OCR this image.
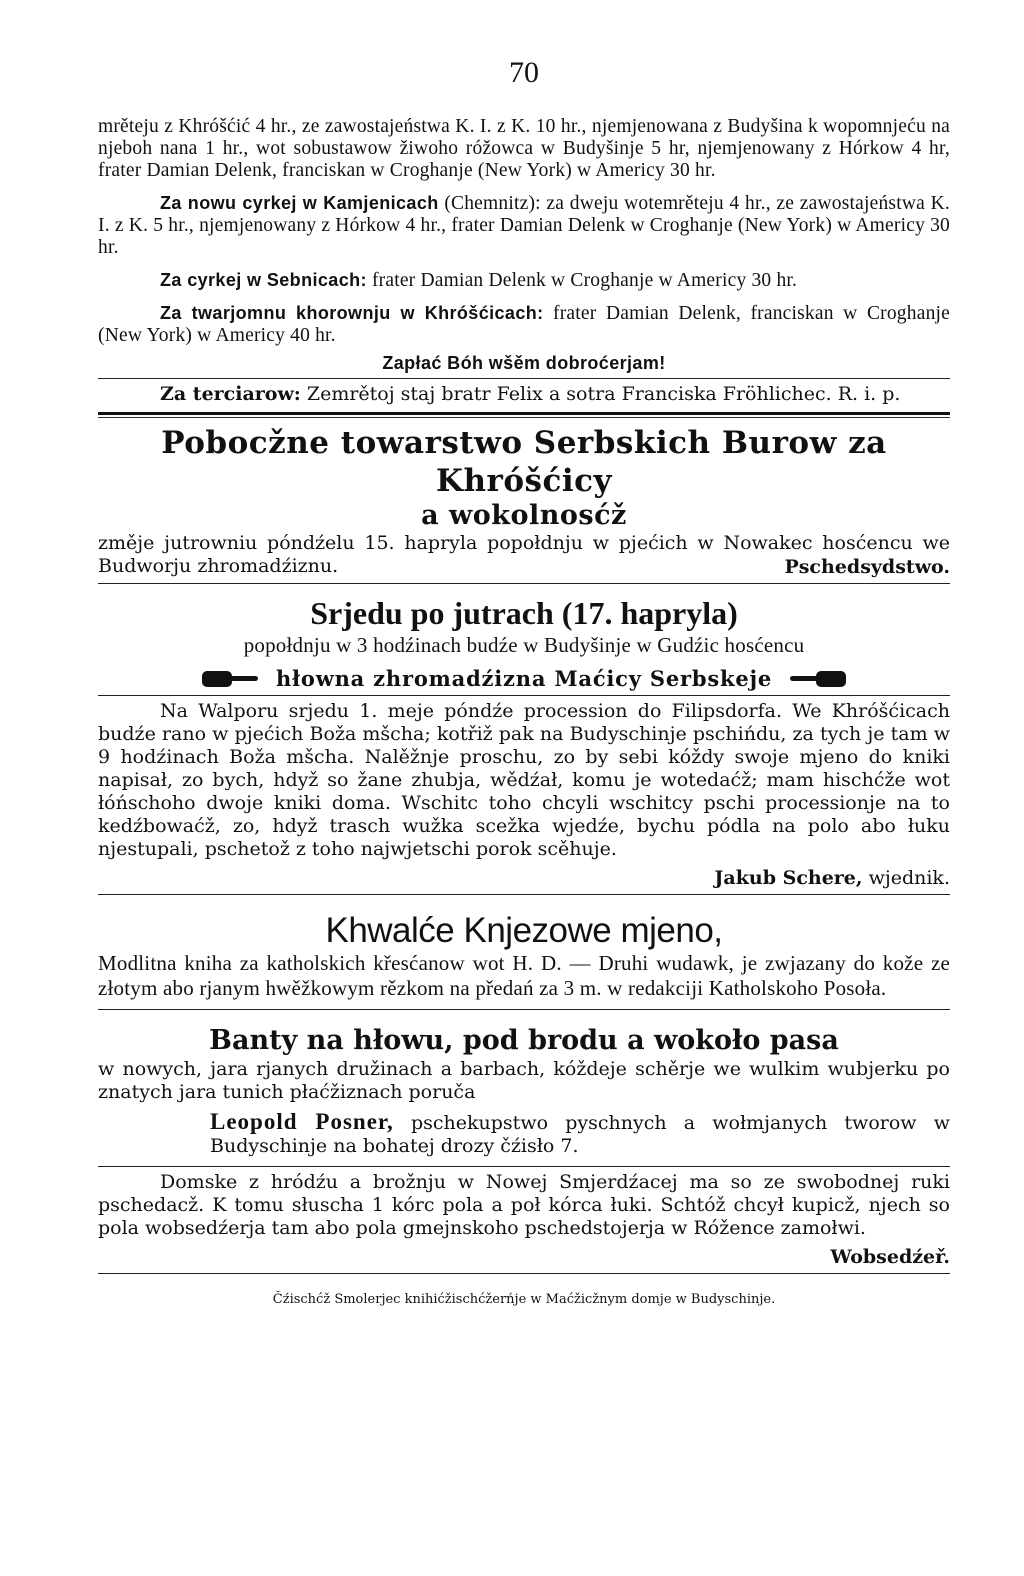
70

mrěteju z Khróšćić 4 hr., ze zawostajeństwa K. I. z K. 10 hr., njemjenowana z Budyšina k wopomnjeću na njeboh nana 1 hr., wot sobustawow žiwoho róžowca w Budyšinje 5 hr, njemjenowany z Hórkow 4 hr, frater Damian Delenk, franciskan w Croghanje (New York) w Americy 30 hr.

Za nowu cyrkej w Kamjenicach (Chemnitz): za dweju wotemrěteju 4 hr., ze zawostajeństwa K. I. z K. 5 hr., njemjenowany z Hórkow 4 hr., frater Damian Delenk w Croghanje (New York) w Americy 30 hr.

Za cyrkej w Sebnicach: frater Damian Delenk w Croghanje w Americy 30 hr.

Za twarjomnu khorownju w Khróšćicach: frater Damian Delenk, franciskan w Croghanje (New York) w Americy 40 hr.

Zapłać Bóh wšěm dobroćerjam!

Za terciarow: Zemrětoj staj bratr Felix a sotra Franciska Fröhlichec. R. i. p.

Pobocžne towarstwo Serbskich Burow za Khróšćicy
a wokolnosćž

změje jutrowniu póndźelu 15. hapryla popołdnju w pjećich w Nowakec hosćencu we Budworju zhromadźiznu.	Pschedsydstwo.

Srjedu po jutrach (17. hapryla)

popołdnju w 3 hodźinach budźe w Budyšinje w Gudźic hosćencu

hłowna zhromadźizna Maćicy Serbskeje

Na Walporu srjedu 1. meje póndźe procession do Filipsdorfa. We Khróšćicach budźe rano w pjećich Boža mšcha; kotřiž pak na Budyschinje pschińdu, za tych je tam w 9 hodźinach Boža mšcha. Nalěžnje proschu, zo by sebi kóždy swoje mjeno do kniki napisał, zo bych, hdyž so žane zhubja, wědźał, komu je wotedaćž; mam hischćže wot łóńschoho dwoje kniki doma. Wschitc toho chcyli wschitcy pschi processionje na to kedźbowaćž, zo, hdyž trasch wužka scežka wjedźe, bychu pódla na polo abo łuku njestupali, pschetož z toho najwjetschi porok scěhuje.

Jakub Schere, wjednik.

Khwalće Knjezowe mjeno,

Modlitna kniha za katholskich křesćanow wot H. D. — Druhi wudawk, je zwjazany do kože ze złotym abo rjanym hwěžkowym rězkom na předań za 3 m. w redakciji Katholskoho Posoła.

Banty na hłowu, pod brodu a wokoło pasa

w nowych, jara rjanych družinach a barbach, kóždeje schěrje we wulkim wubjerku po znatych jara tunich płaćžiznach poruča

Leopold Posner, pschekupstwo pyschnych a wołmjanych tworow w Budyschinje na bohatej drozy čźisło 7.

Domske z hródźu a brožnju w Nowej Smjerdźacej ma so ze swobodnej ruki pschedacž. K tomu słuscha 1 kórc pola a poł kórca łuki. Schtóž chcył kupicž, njech so pola wobsedźerja tam abo pola gmejnskoho pschedstojerja w Róžence zamołwi.

Wobsedźeř.

Čźischćž Smolerjec knihićžischćžerńje w Maćžicžnym domje w Budyschinje.
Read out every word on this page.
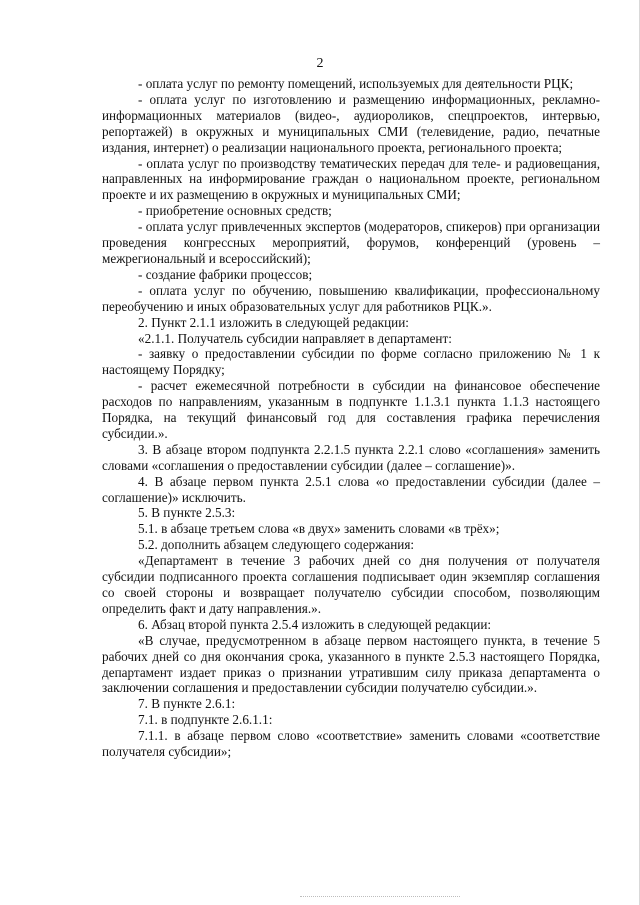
2

- оплата услуг по ремонту помещений, используемых для деятельности РЦК;

- оплата услуг по изготовлению и размещению информационных, рекламно-информационных материалов (видео-, аудиороликов, спецпроектов, интервью, репортажей) в окружных и муниципальных СМИ (телевидение, радио, печатные издания, интернет) о реализации национального проекта, регионального проекта;

- оплата услуг по производству тематических передач для теле- и радиовещания, направленных на информирование граждан о национальном проекте, региональном проекте и их размещению в окружных и муниципальных СМИ;

- приобретение основных средств;

- оплата услуг привлеченных экспертов (модераторов, спикеров) при организации проведения конгрессных мероприятий, форумов, конференций (уровень – межрегиональный и всероссийский);

- создание фабрики процессов;

- оплата услуг по обучению, повышению квалификации, профессиональному переобучению и иных образовательных услуг для работников РЦК.».

2. Пункт 2.1.1 изложить в следующей редакции:

«2.1.1. Получатель субсидии направляет в департамент:

- заявку о предоставлении субсидии по форме согласно приложению № 1 к настоящему Порядку;

- расчет ежемесячной потребности в субсидии на финансовое обеспечение расходов по направлениям, указанным в подпункте 1.1.3.1 пункта 1.1.3 настоящего Порядка, на текущий финансовый год для составления графика перечисления субсидии.».

3. В абзаце втором подпункта 2.2.1.5 пункта 2.2.1 слово «соглашения» заменить словами «соглашения о предоставлении субсидии (далее – соглашение)».

4. В абзаце первом пункта 2.5.1 слова «о предоставлении субсидии (далее – соглашение)» исключить.

5. В пункте 2.5.3:

5.1. в абзаце третьем слова «в двух» заменить словами «в трёх»;

5.2. дополнить абзацем следующего содержания:

«Департамент в течение 3 рабочих дней со дня получения от получателя субсидии подписанного проекта соглашения подписывает один экземпляр соглашения со своей стороны и возвращает получателю субсидии способом, позволяющим определить факт и дату направления.».

6. Абзац второй пункта 2.5.4 изложить в следующей редакции:

«В случае, предусмотренном в абзаце первом настоящего пункта, в течение 5 рабочих дней со дня окончания срока, указанного в пункте 2.5.3 настоящего Порядка, департамент издает приказ о признании утратившим силу приказа департамента о заключении соглашения и предоставлении субсидии получателю субсидии.».

7. В пункте 2.6.1:

7.1. в подпункте 2.6.1.1:

7.1.1. в абзаце первом слово «соответствие» заменить словами «соответствие получателя субсидии»;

→ Exercise: Pictures in the records must not appear in the copy; transcribe everything else precisely.

→ Reply:
OCR this image.
70

mrěteju z Khróšćić 4 hr., ze zawostajeństwa K. I. z K. 10 hr., njemjenowana z Budyšina k wopomnjeću na njeboh nana 1 hr., wot sobustawow žiwoho róžowca w Budyšinje 5 hr, njemjenowany z Hórkow 4 hr, frater Damian Delenk, franciskan w Croghanje (New York) w Americy 30 hr.

Za nowu cyrkej w Kamjenicach (Chemnitz): za dweju wotemrěteju 4 hr., ze zawostajeństwa K. I. z K. 5 hr., njemjenowany z Hórkow 4 hr., frater Damian Delenk w Croghanje (New York) w Americy 30 hr.

Za cyrkej w Sebnicach: frater Damian Delenk w Croghanje w Americy 30 hr.

Za twarjomnu khorownju w Khróšćicach: frater Damian Delenk, franciskan w Croghanje (New York) w Americy 40 hr.

Zapłać Bóh wšěm dobroćerjam!

Za terciarow: Zemrětoj staj bratr Felix a sotra Franciska Fröhlichec. R. i. p.

Pobocžne towarstwo Serbskich Burow za Khróšćicy
a wokolnosćž

změje jutrowniu póndźelu 15. hapryla popołdnju w pjećich w Nowakec hosćencu we Budworju zhromadźiznu.	Pschedsydstwo.

Srjedu po jutrach (17. hapryla)

popołdnju w 3 hodźinach budźe w Budyšinje w Gudźic hosćencu

hłowna zhromadźizna Maćicy Serbskeje

Na Walporu srjedu 1. meje póndźe procession do Filipsdorfa. We Khróšćicach budźe rano w pjećich Boža mšcha; kotřiž pak na Budyschinje pschińdu, za tych je tam w 9 hodźinach Boža mšcha. Nalěžnje proschu, zo by sebi kóždy swoje mjeno do kniki napisał, zo bych, hdyž so žane zhubja, wědźał, komu je wotedaćž; mam hischćže wot łóńschoho dwoje kniki doma. Wschitc toho chcyli wschitcy pschi processionje na to kedźbowaćž, zo, hdyž trasch wužka scežka wjedźe, bychu pódla na polo abo łuku njestupali, pschetož z toho najwjetschi porok scěhuje.

Jakub Schere, wjednik.

Khwalće Knjezowe mjeno,

Modlitna kniha za katholskich křesćanow wot H. D. — Druhi wudawk, je zwjazany do kože ze złotym abo rjanym hwěžkowym rězkom na předań za 3 m. w redakciji Katholskoho Posoła.

Banty na hłowu, pod brodu a wokoło pasa

w nowych, jara rjanych družinach a barbach, kóždeje schěrje we wulkim wubjerku po znatych jara tunich płaćžiznach poruča

Leopold Posner, pschekupstwo pyschnych a wołmjanych tworow w Budyschinje na bohatej drozy čźisło 7.

Domske z hródźu a brožnju w Nowej Smjerdźacej ma so ze swobodnej ruki pschedacž. K tomu słuscha 1 kórc pola a poł kórca łuki. Schtóž chcył kupicž, njech so pola wobsedźerja tam abo pola gmejnskoho pschedstojerja w Róžence zamołwi.

Wobsedźeř.

Čźischćž Smolerjec knihićžischćžerńje w Maćžicžnym domje w Budyschinje.
Read out every word on this page.
2

- оплата услуг по ремонту помещений, используемых для деятельности РЦК;

- оплата услуг по изготовлению и размещению информационных, рекламно-информационных материалов (видео-, аудиороликов, спецпроектов, интервью, репортажей) в окружных и муниципальных СМИ (телевидение, радио, печатные издания, интернет) о реализации национального проекта, регионального проекта;

- оплата услуг по производству тематических передач для теле- и радиовещания, направленных на информирование граждан о национальном проекте, региональном проекте и их размещению в окружных и муниципальных СМИ;

- приобретение основных средств;

- оплата услуг привлеченных экспертов (модераторов, спикеров) при организации проведения конгрессных мероприятий, форумов, конференций (уровень – межрегиональный и всероссийский);

- создание фабрики процессов;

- оплата услуг по обучению, повышению квалификации, профессиональному переобучению и иных образовательных услуг для работников РЦК.».

2. Пункт 2.1.1 изложить в следующей редакции:

«2.1.1. Получатель субсидии направляет в департамент:

- заявку о предоставлении субсидии по форме согласно приложению № 1 к настоящему Порядку;

- расчет ежемесячной потребности в субсидии на финансовое обеспечение расходов по направлениям, указанным в подпункте 1.1.3.1 пункта 1.1.3 настоящего Порядка, на текущий финансовый год для составления графика перечисления субсидии.».

3. В абзаце втором подпункта 2.2.1.5 пункта 2.2.1 слово «соглашения» заменить словами «соглашения о предоставлении субсидии (далее – соглашение)».

4. В абзаце первом пункта 2.5.1 слова «о предоставлении субсидии (далее – соглашение)» исключить.

5. В пункте 2.5.3:

5.1. в абзаце третьем слова «в двух» заменить словами «в трёх»;

5.2. дополнить абзацем следующего содержания:

«Департамент в течение 3 рабочих дней со дня получения от получателя субсидии подписанного проекта соглашения подписывает один экземпляр соглашения со своей стороны и возвращает получателю субсидии способом, позволяющим определить факт и дату направления.».

6. Абзац второй пункта 2.5.4 изложить в следующей редакции:

«В случае, предусмотренном в абзаце первом настоящего пункта, в течение 5 рабочих дней со дня окончания срока, указанного в пункте 2.5.3 настоящего Порядка, департамент издает приказ о признании утратившим силу приказа департамента о заключении соглашения и предоставлении субсидии получателю субсидии.».

7. В пункте 2.6.1:

7.1. в подпункте 2.6.1.1:

7.1.1. в абзаце первом слово «соответствие» заменить словами «соответствие получателя субсидии»;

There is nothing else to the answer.